* start Raw records *

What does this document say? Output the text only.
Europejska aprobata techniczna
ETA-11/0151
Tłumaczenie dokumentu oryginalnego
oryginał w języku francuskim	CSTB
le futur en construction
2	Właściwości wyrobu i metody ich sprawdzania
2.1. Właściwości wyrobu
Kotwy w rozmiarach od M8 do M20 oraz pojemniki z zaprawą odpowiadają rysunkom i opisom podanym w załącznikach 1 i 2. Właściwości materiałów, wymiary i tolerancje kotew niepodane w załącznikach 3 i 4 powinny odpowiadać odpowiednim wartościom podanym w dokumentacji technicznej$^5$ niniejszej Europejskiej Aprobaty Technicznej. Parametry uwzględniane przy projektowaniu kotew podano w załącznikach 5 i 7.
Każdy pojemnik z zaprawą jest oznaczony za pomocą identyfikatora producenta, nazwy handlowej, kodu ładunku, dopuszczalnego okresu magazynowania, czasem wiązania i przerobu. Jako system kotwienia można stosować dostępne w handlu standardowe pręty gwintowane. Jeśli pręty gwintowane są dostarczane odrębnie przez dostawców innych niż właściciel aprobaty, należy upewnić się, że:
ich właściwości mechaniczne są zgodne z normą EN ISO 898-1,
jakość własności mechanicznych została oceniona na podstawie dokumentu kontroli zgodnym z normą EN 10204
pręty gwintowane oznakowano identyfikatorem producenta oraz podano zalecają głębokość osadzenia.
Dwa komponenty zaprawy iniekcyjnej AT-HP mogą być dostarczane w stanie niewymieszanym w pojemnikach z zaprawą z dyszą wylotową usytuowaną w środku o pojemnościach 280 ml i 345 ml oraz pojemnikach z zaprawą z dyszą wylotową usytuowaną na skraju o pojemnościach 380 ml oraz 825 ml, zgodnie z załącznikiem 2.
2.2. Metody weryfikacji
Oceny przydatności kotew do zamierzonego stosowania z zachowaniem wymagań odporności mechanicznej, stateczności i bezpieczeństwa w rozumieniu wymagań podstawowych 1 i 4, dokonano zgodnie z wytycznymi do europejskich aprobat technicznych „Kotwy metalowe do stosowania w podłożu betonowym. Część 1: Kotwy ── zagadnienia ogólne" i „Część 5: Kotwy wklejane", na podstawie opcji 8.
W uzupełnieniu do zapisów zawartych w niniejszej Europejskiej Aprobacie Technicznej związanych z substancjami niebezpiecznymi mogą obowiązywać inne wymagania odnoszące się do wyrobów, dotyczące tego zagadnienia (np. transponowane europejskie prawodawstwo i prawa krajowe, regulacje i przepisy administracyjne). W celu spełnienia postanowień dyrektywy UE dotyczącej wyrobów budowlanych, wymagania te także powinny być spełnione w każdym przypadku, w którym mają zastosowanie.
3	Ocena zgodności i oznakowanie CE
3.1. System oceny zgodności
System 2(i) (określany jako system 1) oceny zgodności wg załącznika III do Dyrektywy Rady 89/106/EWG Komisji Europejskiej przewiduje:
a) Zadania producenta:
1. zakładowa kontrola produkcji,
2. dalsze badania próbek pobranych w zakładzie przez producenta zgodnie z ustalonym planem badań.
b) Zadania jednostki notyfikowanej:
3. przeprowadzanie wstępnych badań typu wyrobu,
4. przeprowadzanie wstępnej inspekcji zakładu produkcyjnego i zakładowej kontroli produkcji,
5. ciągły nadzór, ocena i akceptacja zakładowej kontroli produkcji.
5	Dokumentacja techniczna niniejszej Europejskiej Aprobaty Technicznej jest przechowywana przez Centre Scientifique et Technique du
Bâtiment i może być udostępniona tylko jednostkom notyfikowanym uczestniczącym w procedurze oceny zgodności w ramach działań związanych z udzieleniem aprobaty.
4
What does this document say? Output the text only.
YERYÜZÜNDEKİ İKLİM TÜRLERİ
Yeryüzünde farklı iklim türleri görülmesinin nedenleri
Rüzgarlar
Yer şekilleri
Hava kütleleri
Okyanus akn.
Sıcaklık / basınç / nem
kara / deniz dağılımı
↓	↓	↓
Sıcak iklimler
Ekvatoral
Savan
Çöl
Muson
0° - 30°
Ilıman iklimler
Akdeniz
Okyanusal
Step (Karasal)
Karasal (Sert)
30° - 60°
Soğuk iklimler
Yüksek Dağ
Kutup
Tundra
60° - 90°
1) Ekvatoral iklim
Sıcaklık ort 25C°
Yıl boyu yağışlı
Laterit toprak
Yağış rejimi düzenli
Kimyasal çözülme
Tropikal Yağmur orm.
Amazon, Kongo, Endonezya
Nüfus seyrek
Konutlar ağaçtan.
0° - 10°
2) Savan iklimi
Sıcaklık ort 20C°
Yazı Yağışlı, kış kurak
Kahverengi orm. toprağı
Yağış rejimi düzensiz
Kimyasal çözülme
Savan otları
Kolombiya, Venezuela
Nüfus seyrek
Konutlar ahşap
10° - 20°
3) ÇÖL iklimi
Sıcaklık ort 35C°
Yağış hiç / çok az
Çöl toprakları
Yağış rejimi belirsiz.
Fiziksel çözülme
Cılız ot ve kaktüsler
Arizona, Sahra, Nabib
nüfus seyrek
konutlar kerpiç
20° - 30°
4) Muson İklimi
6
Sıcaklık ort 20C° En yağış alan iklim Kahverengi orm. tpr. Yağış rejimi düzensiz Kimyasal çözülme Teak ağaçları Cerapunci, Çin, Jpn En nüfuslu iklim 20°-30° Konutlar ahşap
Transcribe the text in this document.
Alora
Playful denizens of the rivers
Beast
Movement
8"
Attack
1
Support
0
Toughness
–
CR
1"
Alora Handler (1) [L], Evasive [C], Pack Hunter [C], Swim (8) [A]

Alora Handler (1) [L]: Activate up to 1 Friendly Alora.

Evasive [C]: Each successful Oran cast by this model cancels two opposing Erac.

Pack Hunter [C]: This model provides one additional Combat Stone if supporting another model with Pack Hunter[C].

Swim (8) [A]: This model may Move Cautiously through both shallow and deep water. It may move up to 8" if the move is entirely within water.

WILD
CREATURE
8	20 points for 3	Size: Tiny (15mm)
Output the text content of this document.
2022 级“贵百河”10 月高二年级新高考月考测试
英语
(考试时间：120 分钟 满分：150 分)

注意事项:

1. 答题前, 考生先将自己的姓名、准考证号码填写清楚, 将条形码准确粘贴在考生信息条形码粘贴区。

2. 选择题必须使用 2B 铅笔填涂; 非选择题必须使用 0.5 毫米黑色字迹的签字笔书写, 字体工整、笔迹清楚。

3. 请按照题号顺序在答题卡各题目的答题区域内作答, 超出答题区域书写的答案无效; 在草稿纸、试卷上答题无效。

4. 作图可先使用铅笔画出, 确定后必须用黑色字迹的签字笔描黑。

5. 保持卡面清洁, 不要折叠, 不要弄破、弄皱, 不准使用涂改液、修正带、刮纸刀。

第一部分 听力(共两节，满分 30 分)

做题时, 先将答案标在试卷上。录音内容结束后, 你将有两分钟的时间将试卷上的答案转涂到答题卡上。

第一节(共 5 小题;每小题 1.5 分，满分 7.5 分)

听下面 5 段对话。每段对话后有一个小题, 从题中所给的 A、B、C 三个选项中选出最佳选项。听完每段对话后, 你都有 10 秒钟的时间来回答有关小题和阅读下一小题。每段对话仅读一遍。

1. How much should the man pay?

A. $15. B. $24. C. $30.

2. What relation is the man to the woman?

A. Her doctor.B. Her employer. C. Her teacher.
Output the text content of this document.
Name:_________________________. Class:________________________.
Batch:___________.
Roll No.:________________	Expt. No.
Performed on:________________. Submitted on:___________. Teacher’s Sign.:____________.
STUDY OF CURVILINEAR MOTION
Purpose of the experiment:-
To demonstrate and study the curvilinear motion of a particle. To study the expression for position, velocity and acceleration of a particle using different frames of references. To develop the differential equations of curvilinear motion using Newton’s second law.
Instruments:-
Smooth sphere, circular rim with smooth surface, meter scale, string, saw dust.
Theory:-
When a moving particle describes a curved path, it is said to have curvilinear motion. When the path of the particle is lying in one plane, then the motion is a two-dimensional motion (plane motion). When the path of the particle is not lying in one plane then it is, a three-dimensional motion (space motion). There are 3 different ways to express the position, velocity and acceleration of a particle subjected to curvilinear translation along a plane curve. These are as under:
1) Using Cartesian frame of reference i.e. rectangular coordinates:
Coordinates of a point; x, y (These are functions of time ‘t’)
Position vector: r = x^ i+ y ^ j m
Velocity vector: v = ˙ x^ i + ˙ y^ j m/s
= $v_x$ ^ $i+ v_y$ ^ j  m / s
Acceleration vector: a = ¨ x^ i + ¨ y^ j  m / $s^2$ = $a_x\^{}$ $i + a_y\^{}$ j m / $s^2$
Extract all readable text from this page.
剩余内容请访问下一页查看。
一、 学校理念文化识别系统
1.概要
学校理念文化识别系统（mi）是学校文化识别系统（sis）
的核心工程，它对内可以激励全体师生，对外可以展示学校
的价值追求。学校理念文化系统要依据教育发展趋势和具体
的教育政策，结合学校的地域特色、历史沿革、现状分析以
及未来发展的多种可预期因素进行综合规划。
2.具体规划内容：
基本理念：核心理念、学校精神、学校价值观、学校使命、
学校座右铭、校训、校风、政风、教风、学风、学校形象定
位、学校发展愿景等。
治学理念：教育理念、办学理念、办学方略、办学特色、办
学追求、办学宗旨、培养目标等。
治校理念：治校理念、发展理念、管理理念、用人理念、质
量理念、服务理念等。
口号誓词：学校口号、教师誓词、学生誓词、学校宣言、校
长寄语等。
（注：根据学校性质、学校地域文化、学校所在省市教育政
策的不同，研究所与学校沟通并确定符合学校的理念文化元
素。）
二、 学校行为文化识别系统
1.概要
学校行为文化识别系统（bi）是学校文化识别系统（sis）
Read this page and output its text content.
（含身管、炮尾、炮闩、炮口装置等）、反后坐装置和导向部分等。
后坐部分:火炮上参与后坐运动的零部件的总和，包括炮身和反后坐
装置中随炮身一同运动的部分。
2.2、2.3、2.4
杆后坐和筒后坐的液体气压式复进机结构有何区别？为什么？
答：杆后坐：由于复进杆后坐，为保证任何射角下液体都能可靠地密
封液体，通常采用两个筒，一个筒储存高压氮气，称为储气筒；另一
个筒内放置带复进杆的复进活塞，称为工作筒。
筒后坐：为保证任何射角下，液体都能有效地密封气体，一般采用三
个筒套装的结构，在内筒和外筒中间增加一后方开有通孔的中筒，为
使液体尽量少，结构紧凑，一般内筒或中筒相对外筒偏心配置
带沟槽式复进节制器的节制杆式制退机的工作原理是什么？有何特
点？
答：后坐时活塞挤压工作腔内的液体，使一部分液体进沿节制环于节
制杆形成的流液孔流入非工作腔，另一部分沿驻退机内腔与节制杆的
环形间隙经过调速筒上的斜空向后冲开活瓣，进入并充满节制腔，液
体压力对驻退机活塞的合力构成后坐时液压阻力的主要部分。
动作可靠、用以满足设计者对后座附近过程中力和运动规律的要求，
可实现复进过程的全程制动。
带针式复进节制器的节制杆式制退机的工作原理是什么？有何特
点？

* end Raw records *

■ **Problem details**
Determine the number of lines containing "mogą". Write only that number.

■ **Written solution**
2